[Written exercise]:
In the album-list forum thread below, which album does Kabosu rank first for the 1970s? Please answer briefly.

** start Page text **

Quite hard, as I mostly listen to 70's music. Other albums worth mentioning is _Blood on the Tracks_ by Bob Dylan, _Murmur _by R.E.M., _Sweet Baby James_ by James Taylor, _London Calling_ by The Clash, _Something/Anything?_ by  Todd Rundgren and _Low _by David Bowie.


----------



## Kabosu (Mar 31, 2012)

1960s:
1. The Beatles - Abbey Road (honorable mention: Revolver)
2. The Velvet Underground & Nico
3. John Coltrane - A Love Supreme
4. The Beach Boys - Pet Sounds
5. Ornette Coleman - Free Jazz

1970s:
1. Stevie Wonder - Songs in the Key of Life
2. The Clash - London Calling
3. David Bowie - Low
4. Pink Floyd - Wish You Were Here (honorable mention: Dark Side of the Moon)
5. Joy Division - Unknown Pleasures

1980s:
1. Depeche Mode - Some Great Reward (honorable mention: Black Celebration)
2. Joy Division - Closer
3. Eric B. & Rakim - Paid in Full (honorable mention: Follow the Leader)
4. Violent Femmes (honorable mention: Hallowed Ground)

** end Page text **
** start Extracted entries **

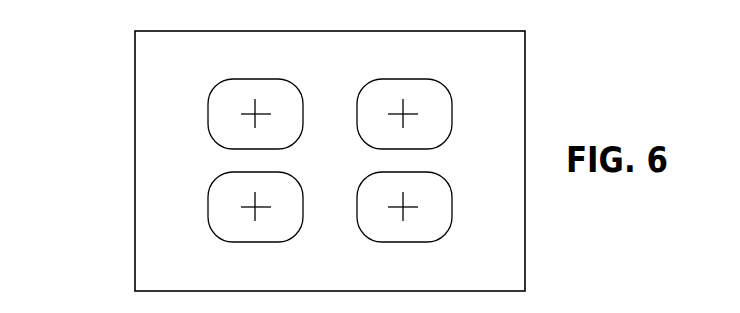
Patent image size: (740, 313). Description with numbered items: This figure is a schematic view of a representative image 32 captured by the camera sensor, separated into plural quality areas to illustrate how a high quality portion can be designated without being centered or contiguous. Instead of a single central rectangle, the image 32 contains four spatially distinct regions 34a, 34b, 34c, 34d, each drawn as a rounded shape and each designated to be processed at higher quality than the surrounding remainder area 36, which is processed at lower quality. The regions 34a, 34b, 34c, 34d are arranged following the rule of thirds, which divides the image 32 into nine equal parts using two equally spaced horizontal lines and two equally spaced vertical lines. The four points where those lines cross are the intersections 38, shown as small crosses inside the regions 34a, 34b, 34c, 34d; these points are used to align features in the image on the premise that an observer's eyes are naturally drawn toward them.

The image 32 is at (155, 68).
The spatially distinct region 34a is at (273, 93).
The spatially distinct region 34b is at (423, 93).
The spatially distinct region 34c is at (274, 226).
The spatially distinct region 34d is at (422, 226).
The remainder area 36 is at (500, 170).
The intersections 38 is at (255, 106).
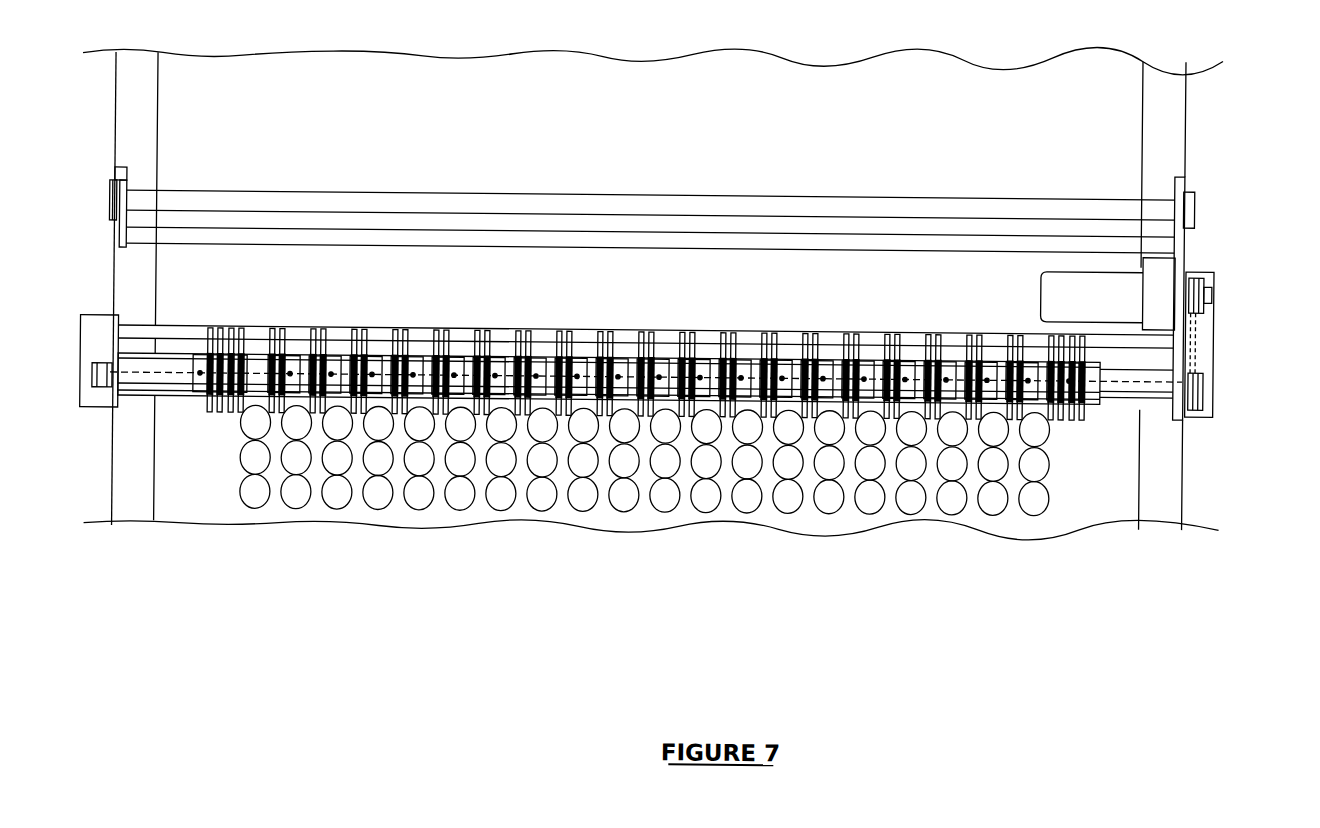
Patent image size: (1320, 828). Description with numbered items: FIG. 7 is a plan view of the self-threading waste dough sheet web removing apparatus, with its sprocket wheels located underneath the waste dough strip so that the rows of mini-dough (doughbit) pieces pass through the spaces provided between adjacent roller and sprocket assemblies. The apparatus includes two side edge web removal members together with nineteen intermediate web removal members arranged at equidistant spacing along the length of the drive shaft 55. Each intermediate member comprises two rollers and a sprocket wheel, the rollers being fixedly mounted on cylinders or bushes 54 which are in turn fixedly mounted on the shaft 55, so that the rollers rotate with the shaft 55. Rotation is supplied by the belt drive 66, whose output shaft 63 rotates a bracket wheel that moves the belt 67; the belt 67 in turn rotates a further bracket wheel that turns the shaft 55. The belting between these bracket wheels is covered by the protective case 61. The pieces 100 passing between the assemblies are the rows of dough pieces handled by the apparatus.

The cylinders or bushes 54 is at (1100, 389).
The drive shaft 55 is at (1140, 367).
The protective case 61 is at (1190, 408).
The output shaft 63 is at (1212, 285).
The belt drive 66 is at (1099, 284).
The belt 67 is at (1197, 340).
The containers 100 is at (1031, 489).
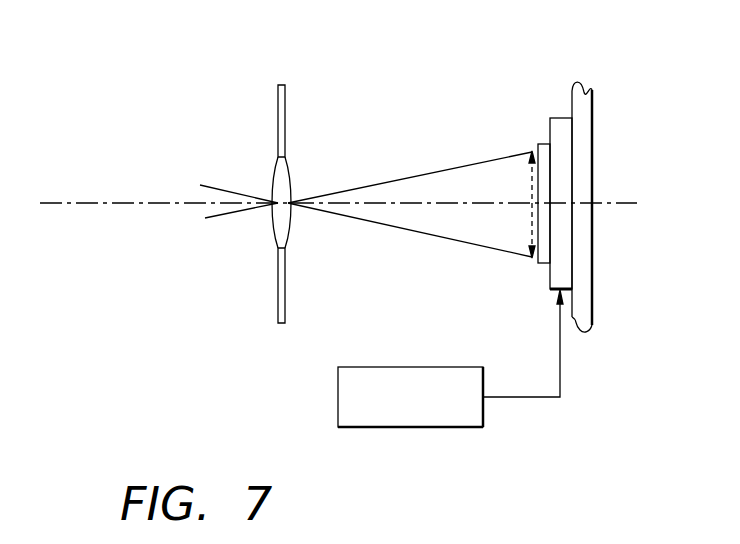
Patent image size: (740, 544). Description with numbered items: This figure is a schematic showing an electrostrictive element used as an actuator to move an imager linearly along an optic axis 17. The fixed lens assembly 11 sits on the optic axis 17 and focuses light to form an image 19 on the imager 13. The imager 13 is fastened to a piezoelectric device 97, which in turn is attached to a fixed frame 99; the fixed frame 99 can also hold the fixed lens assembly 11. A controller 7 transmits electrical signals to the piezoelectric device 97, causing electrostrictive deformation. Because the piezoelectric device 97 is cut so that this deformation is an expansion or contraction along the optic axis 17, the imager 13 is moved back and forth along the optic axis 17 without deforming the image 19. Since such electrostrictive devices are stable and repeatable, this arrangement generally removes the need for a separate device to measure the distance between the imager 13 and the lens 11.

The controller 7 is at (417, 427).
The fixed lens assembly 11 is at (275, 168).
The imager 13 is at (540, 143).
The optic axis 17 is at (108, 202).
The image 19 is at (532, 215).
The piezoelectric device 97 is at (562, 118).
The fixed frame 99 is at (593, 155).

** end Extracted entries **

[Exercise output]:
Songs in the Key of Life by Stevie Wonder